● GIVEN PROBLEM
Output all the material that follows, exactly as given.

Dataset listings of figures
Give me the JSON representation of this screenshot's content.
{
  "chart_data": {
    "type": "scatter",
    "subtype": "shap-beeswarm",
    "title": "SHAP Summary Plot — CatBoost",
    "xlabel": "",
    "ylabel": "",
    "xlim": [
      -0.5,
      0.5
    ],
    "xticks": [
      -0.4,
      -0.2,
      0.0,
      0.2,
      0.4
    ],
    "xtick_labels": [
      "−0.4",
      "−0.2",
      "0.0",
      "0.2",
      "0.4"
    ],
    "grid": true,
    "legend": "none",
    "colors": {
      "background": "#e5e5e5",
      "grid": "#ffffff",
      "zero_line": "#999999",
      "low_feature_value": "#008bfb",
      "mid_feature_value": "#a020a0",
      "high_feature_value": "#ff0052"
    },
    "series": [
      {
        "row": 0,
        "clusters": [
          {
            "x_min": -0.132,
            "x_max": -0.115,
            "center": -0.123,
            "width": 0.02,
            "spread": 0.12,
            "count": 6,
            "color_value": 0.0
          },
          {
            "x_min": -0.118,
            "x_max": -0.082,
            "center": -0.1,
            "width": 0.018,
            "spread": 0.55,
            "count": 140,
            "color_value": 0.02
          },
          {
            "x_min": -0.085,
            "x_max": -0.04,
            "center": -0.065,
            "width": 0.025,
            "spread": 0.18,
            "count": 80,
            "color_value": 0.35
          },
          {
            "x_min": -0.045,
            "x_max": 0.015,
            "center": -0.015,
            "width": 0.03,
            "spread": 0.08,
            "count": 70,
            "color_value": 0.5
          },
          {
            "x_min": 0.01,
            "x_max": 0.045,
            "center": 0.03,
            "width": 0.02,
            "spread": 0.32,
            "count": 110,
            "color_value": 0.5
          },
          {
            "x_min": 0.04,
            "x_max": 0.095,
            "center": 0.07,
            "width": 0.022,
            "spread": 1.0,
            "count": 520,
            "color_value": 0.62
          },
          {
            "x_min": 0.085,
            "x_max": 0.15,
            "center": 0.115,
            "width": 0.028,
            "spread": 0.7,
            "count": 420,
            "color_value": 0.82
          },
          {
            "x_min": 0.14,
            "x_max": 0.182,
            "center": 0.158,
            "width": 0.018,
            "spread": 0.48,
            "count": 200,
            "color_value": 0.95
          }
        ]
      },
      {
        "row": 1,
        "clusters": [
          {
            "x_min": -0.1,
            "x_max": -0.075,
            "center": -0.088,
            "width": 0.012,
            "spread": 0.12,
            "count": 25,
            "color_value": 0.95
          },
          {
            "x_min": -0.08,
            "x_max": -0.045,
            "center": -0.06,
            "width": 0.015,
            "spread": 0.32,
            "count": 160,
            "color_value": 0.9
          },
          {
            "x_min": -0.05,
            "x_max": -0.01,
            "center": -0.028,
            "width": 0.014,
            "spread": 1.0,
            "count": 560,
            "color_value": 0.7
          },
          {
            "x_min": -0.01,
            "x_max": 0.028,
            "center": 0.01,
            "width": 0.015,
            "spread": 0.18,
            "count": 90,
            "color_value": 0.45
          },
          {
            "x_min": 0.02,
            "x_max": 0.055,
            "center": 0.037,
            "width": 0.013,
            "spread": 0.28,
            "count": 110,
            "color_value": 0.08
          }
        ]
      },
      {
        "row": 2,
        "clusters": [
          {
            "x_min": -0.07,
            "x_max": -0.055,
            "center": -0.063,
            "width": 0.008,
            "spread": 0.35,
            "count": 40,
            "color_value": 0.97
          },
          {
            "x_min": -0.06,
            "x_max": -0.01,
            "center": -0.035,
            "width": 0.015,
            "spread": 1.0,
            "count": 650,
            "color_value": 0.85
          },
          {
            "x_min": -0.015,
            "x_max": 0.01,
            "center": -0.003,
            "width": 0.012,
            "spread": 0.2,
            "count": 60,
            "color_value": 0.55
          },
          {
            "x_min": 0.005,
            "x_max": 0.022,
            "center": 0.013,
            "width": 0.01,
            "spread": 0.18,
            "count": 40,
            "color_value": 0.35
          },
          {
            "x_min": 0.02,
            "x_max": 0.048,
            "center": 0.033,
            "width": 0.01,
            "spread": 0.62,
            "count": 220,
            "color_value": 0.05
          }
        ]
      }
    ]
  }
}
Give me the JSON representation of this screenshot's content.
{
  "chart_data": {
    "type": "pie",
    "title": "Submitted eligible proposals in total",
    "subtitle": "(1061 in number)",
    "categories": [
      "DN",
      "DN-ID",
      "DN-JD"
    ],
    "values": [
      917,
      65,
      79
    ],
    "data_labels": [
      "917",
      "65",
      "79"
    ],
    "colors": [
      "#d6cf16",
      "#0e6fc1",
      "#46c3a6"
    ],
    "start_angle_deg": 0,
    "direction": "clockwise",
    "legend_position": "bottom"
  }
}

● RESULT FOR THIS EXERCISE
Give me the JSON representation of this screenshot's content.
{
  "chart_data": {
    "type": "scatter",
    "subtype": "shap-beeswarm",
    "title": "SHAP Summary Plot — CatBoost",
    "xlabel": "",
    "ylabel": "",
    "xlim": [
      -0.5,
      0.5
    ],
    "xticks": [
      -0.4,
      -0.2,
      0.0,
      0.2,
      0.4
    ],
    "xtick_labels": [
      "−0.4",
      "−0.2",
      "0.0",
      "0.2",
      "0.4"
    ],
    "grid": true,
    "legend": "none",
    "colors": {
      "background": "#e5e5e5",
      "grid": "#ffffff",
      "zero_line": "#999999",
      "low_feature_value": "#008bfb",
      "mid_feature_value": "#a020a0",
      "high_feature_value": "#ff0052"
    },
    "series": [
      {
        "row": 0,
        "clusters": [
          {
            "x_min": -0.132,
            "x_max": -0.115,
            "center": -0.123,
            "width": 0.02,
            "spread": 0.12,
            "count": 6,
            "color_value": 0.0
          },
          {
            "x_min": -0.118,
            "x_max": -0.082,
            "center": -0.1,
            "width": 0.018,
            "spread": 0.55,
            "count": 140,
            "color_value": 0.02
          },
          {
            "x_min": -0.085,
            "x_max": -0.04,
            "center": -0.065,
            "width": 0.025,
            "spread": 0.18,
            "count": 80,
            "color_value": 0.35
          },
          {
            "x_min": -0.045,
            "x_max": 0.015,
            "center": -0.015,
            "width": 0.03,
            "spread": 0.08,
            "count": 70,
            "color_value": 0.5
          },
          {
            "x_min": 0.01,
            "x_max": 0.045,
            "center": 0.03,
            "width": 0.02,
            "spread": 0.32,
            "count": 110,
            "color_value": 0.5
          },
          {
            "x_min": 0.04,
            "x_max": 0.095,
            "center": 0.07,
            "width": 0.022,
            "spread": 1.0,
            "count": 520,
            "color_value": 0.62
          },
          {
            "x_min": 0.085,
            "x_max": 0.15,
            "center": 0.115,
            "width": 0.028,
            "spread": 0.7,
            "count": 420,
            "color_value": 0.82
          },
          {
            "x_min": 0.14,
            "x_max": 0.182,
            "center": 0.158,
            "width": 0.018,
            "spread": 0.48,
            "count": 200,
            "color_value": 0.95
          }
        ]
      },
      {
        "row": 1,
        "clusters": [
          {
            "x_min": -0.1,
            "x_max": -0.075,
            "center": -0.088,
            "width": 0.012,
            "spread": 0.12,
            "count": 25,
            "color_value": 0.95
          },
          {
            "x_min": -0.08,
            "x_max": -0.045,
            "center": -0.06,
            "width": 0.015,
            "spread": 0.32,
            "count": 160,
            "color_value": 0.9
          },
          {
            "x_min": -0.05,
            "x_max": -0.01,
            "center": -0.028,
            "width": 0.014,
            "spread": 1.0,
            "count": 560,
            "color_value": 0.7
          },
          {
            "x_min": -0.01,
            "x_max": 0.028,
            "center": 0.01,
            "width": 0.015,
            "spread": 0.18,
            "count": 90,
            "color_value": 0.45
          },
          {
            "x_min": 0.02,
            "x_max": 0.055,
            "center": 0.037,
            "width": 0.013,
            "spread": 0.28,
            "count": 110,
            "color_value": 0.08
          }
        ]
      },
      {
        "row": 2,
        "clusters": [
          {
            "x_min": -0.07,
            "x_max": -0.055,
            "center": -0.063,
            "width": 0.008,
            "spread": 0.35,
            "count": 40,
            "color_value": 0.97
          },
          {
            "x_min": -0.06,
            "x_max": -0.01,
            "center": -0.035,
            "width": 0.015,
            "spread": 1.0,
            "count": 650,
            "color_value": 0.85
          },
          {
            "x_min": -0.015,
            "x_max": 0.01,
            "center": -0.003,
            "width": 0.012,
            "spread": 0.2,
            "count": 60,
            "color_value": 0.55
          },
          {
            "x_min": 0.005,
            "x_max": 0.022,
            "center": 0.013,
            "width": 0.01,
            "spread": 0.18,
            "count": 40,
            "color_value": 0.35
          },
          {
            "x_min": 0.02,
            "x_max": 0.048,
            "center": 0.033,
            "width": 0.01,
            "spread": 0.62,
            "count": 220,
            "color_value": 0.05
          }
        ]
      }
    ]
  }
}
Give me the JSON representation of this screenshot's content.
{
  "chart_data": {
    "type": "pie",
    "title": "Submitted eligible proposals in total",
    "subtitle": "(1061 in number)",
    "categories": [
      "DN",
      "DN-ID",
      "DN-JD"
    ],
    "values": [
      917,
      65,
      79
    ],
    "data_labels": [
      "917",
      "65",
      "79"
    ],
    "colors": [
      "#d6cf16",
      "#0e6fc1",
      "#46c3a6"
    ],
    "start_angle_deg": 0,
    "direction": "clockwise",
    "legend_position": "bottom"
  }
}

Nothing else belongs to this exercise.